§ Exercise objective: Word for word, repeat the entries, minus the pictures.

§ Material provided:
(begin)
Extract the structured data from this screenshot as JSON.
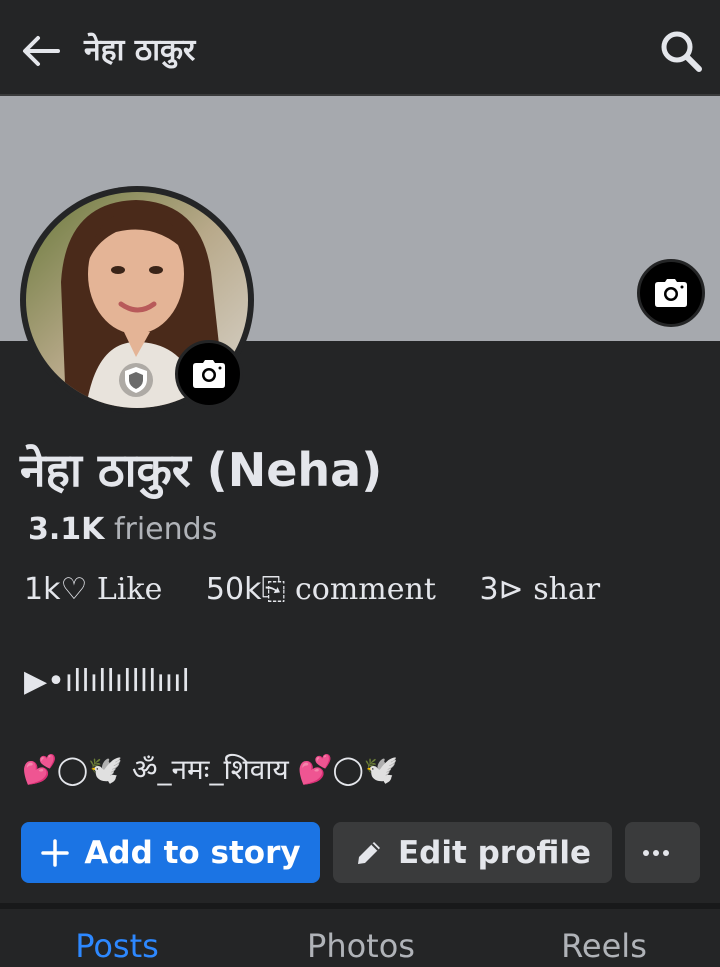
{
  "header": {
    "title": "नेहा ठाकुर"
  },
  "profile": {
    "name": "नेहा ठाकुर (Neha)",
    "friends_count": "3.1K",
    "friends_label": "friends"
  },
  "stats": {
    "likes_num": "1k",
    "likes_label": "♡ Like",
    "comments_num": "50k",
    "comments_label": "comment",
    "shares_num": "3",
    "shares_label": "⊳ shar"
  },
  "audio_line": "▶•ıllıllıllllıııl",
  "bio": "💕◯🕊️ ॐ_नमः_शिवाय 💕◯🕊️",
  "actions": {
    "add_story_label": "Add to story",
    "edit_profile_label": "Edit profile",
    "more_label": "···"
  },
  "tabs": [
    {
      "label": "Posts",
      "active": true
    },
    {
      "label": "Photos",
      "active": false
    },
    {
      "label": "Reels",
      "active": false
    }
  ],
  "colors": {
    "background": "#242526",
    "cover": "#a6a9ae",
    "primary_button": "#1b74e4",
    "secondary_button": "#3a3b3c",
    "active_tab": "#2d88ff"
  },
  "icons": [
    "back-arrow-icon",
    "search-icon",
    "camera-icon",
    "shield-icon",
    "plus-icon",
    "pencil-icon",
    "more-icon"
  ]
}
(end)
§ Exercise answer:
Extract the structured data from this screenshot as JSON.
{
  "header": {
    "title": "नेहा ठाकुर"
  },
  "profile": {
    "name": "नेहा ठाकुर (Neha)",
    "friends_count": "3.1K",
    "friends_label": "friends"
  },
  "stats": {
    "likes_num": "1k",
    "likes_label": "♡ Like",
    "comments_num": "50k",
    "comments_label": "comment",
    "shares_num": "3",
    "shares_label": "⊳ shar"
  },
  "audio_line": "▶•ıllıllıllllıııl",
  "bio": "💕◯🕊️ ॐ_नमः_शिवाय 💕◯🕊️",
  "actions": {
    "add_story_label": "Add to story",
    "edit_profile_label": "Edit profile",
    "more_label": "···"
  },
  "tabs": [
    {
      "label": "Posts",
      "active": true
    },
    {
      "label": "Photos",
      "active": false
    },
    {
      "label": "Reels",
      "active": false
    }
  ],
  "colors": {
    "background": "#242526",
    "cover": "#a6a9ae",
    "primary_button": "#1b74e4",
    "secondary_button": "#3a3b3c",
    "active_tab": "#2d88ff"
  },
  "icons": [
    "back-arrow-icon",
    "search-icon",
    "camera-icon",
    "shield-icon",
    "plus-icon",
    "pencil-icon",
    "more-icon"
  ]
}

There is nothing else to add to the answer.